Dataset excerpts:
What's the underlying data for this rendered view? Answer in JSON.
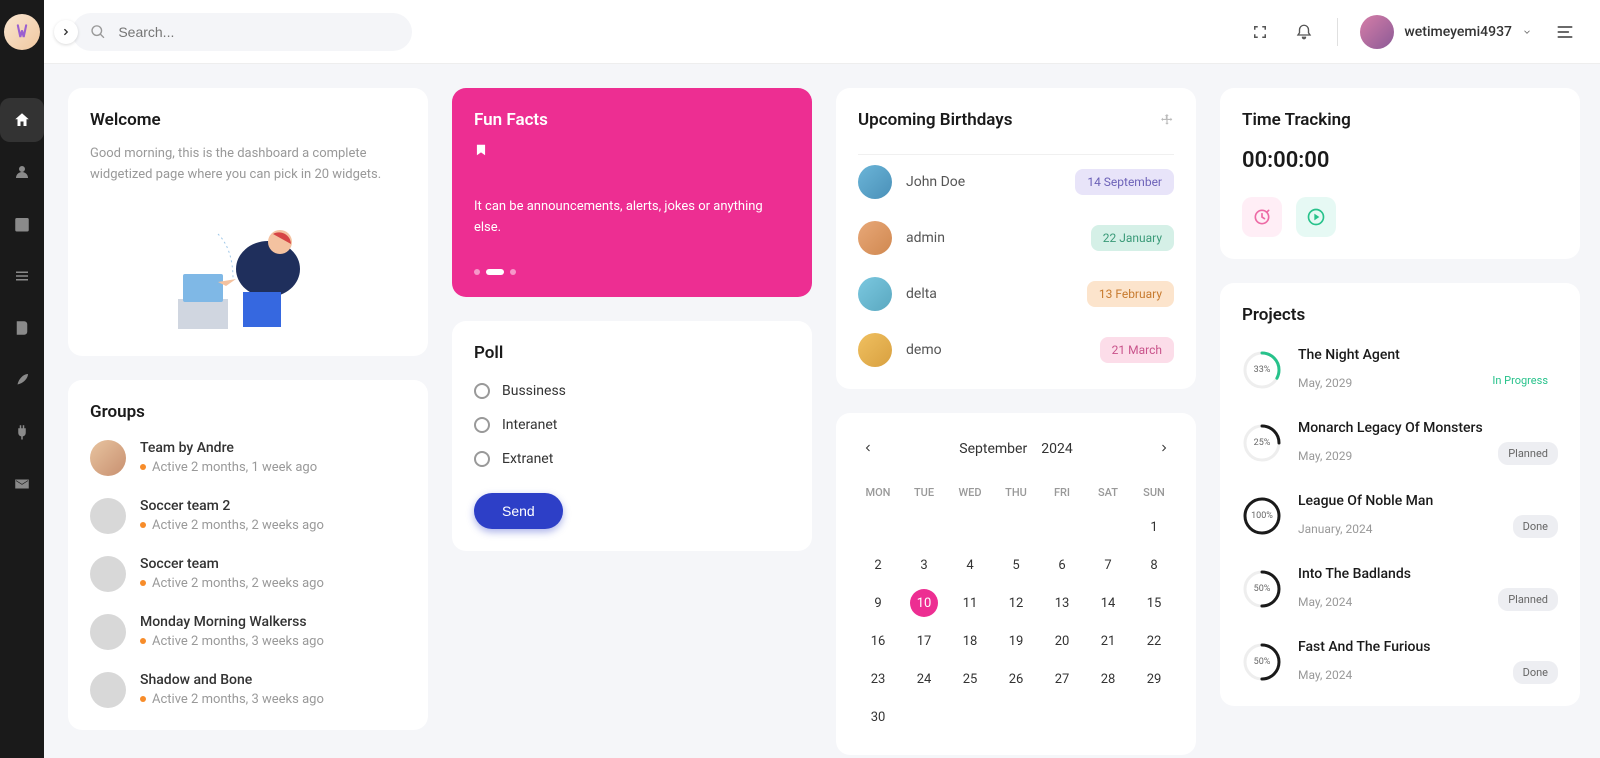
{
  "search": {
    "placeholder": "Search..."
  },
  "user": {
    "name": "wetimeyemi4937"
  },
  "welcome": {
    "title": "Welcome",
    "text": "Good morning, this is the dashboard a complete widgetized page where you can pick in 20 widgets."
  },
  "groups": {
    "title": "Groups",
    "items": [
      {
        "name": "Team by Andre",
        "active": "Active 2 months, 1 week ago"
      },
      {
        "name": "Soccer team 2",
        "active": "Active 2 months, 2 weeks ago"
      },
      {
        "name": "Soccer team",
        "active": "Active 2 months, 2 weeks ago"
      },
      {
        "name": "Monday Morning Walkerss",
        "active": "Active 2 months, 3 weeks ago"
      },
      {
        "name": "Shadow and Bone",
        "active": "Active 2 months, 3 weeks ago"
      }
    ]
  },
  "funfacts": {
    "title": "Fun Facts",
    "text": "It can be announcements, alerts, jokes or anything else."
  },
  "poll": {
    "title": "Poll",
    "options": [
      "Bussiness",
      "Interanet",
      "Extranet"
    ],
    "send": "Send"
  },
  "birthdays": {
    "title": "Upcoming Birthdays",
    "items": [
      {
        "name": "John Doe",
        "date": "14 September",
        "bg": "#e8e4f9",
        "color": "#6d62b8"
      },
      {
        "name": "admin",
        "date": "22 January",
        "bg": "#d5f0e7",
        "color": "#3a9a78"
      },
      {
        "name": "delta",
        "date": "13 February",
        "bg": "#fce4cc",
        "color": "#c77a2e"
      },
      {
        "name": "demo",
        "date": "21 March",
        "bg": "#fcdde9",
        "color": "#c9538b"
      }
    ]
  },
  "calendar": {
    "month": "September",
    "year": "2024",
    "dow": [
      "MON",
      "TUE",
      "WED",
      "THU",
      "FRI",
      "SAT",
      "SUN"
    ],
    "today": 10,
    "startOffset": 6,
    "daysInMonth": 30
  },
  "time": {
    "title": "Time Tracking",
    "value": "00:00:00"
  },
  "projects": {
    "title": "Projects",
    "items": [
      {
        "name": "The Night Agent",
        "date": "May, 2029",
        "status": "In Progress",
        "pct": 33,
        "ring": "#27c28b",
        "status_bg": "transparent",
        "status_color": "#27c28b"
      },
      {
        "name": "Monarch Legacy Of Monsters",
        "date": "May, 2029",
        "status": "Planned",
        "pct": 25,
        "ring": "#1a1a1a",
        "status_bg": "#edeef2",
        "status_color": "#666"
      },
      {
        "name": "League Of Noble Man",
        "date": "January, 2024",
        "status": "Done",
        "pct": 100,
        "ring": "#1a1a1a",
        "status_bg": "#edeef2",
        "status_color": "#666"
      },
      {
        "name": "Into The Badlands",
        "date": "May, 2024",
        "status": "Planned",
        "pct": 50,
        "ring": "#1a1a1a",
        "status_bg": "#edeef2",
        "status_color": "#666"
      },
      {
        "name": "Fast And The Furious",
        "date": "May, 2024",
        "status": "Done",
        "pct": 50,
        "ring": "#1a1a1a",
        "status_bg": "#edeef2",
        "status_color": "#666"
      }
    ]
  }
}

INSTRUCTIONS FOR THE TASK:
Repeat every record precisely. Any picture among them stays out of the copy.

WRITTEN ANSWER:
What's the underlying data for this rendered view? Answer in JSON.
{
  "search": {
    "placeholder": "Search..."
  },
  "user": {
    "name": "wetimeyemi4937"
  },
  "welcome": {
    "title": "Welcome",
    "text": "Good morning, this is the dashboard a complete widgetized page where you can pick in 20 widgets."
  },
  "groups": {
    "title": "Groups",
    "items": [
      {
        "name": "Team by Andre",
        "active": "Active 2 months, 1 week ago"
      },
      {
        "name": "Soccer team 2",
        "active": "Active 2 months, 2 weeks ago"
      },
      {
        "name": "Soccer team",
        "active": "Active 2 months, 2 weeks ago"
      },
      {
        "name": "Monday Morning Walkerss",
        "active": "Active 2 months, 3 weeks ago"
      },
      {
        "name": "Shadow and Bone",
        "active": "Active 2 months, 3 weeks ago"
      }
    ]
  },
  "funfacts": {
    "title": "Fun Facts",
    "text": "It can be announcements, alerts, jokes or anything else."
  },
  "poll": {
    "title": "Poll",
    "options": [
      "Bussiness",
      "Interanet",
      "Extranet"
    ],
    "send": "Send"
  },
  "birthdays": {
    "title": "Upcoming Birthdays",
    "items": [
      {
        "name": "John Doe",
        "date": "14 September",
        "bg": "#e8e4f9",
        "color": "#6d62b8"
      },
      {
        "name": "admin",
        "date": "22 January",
        "bg": "#d5f0e7",
        "color": "#3a9a78"
      },
      {
        "name": "delta",
        "date": "13 February",
        "bg": "#fce4cc",
        "color": "#c77a2e"
      },
      {
        "name": "demo",
        "date": "21 March",
        "bg": "#fcdde9",
        "color": "#c9538b"
      }
    ]
  },
  "calendar": {
    "month": "September",
    "year": "2024",
    "dow": [
      "MON",
      "TUE",
      "WED",
      "THU",
      "FRI",
      "SAT",
      "SUN"
    ],
    "today": 10,
    "startOffset": 6,
    "daysInMonth": 30
  },
  "time": {
    "title": "Time Tracking",
    "value": "00:00:00"
  },
  "projects": {
    "title": "Projects",
    "items": [
      {
        "name": "The Night Agent",
        "date": "May, 2029",
        "status": "In Progress",
        "pct": 33,
        "ring": "#27c28b",
        "status_bg": "transparent",
        "status_color": "#27c28b"
      },
      {
        "name": "Monarch Legacy Of Monsters",
        "date": "May, 2029",
        "status": "Planned",
        "pct": 25,
        "ring": "#1a1a1a",
        "status_bg": "#edeef2",
        "status_color": "#666"
      },
      {
        "name": "League Of Noble Man",
        "date": "January, 2024",
        "status": "Done",
        "pct": 100,
        "ring": "#1a1a1a",
        "status_bg": "#edeef2",
        "status_color": "#666"
      },
      {
        "name": "Into The Badlands",
        "date": "May, 2024",
        "status": "Planned",
        "pct": 50,
        "ring": "#1a1a1a",
        "status_bg": "#edeef2",
        "status_color": "#666"
      },
      {
        "name": "Fast And The Furious",
        "date": "May, 2024",
        "status": "Done",
        "pct": 50,
        "ring": "#1a1a1a",
        "status_bg": "#edeef2",
        "status_color": "#666"
      }
    ]
  }
}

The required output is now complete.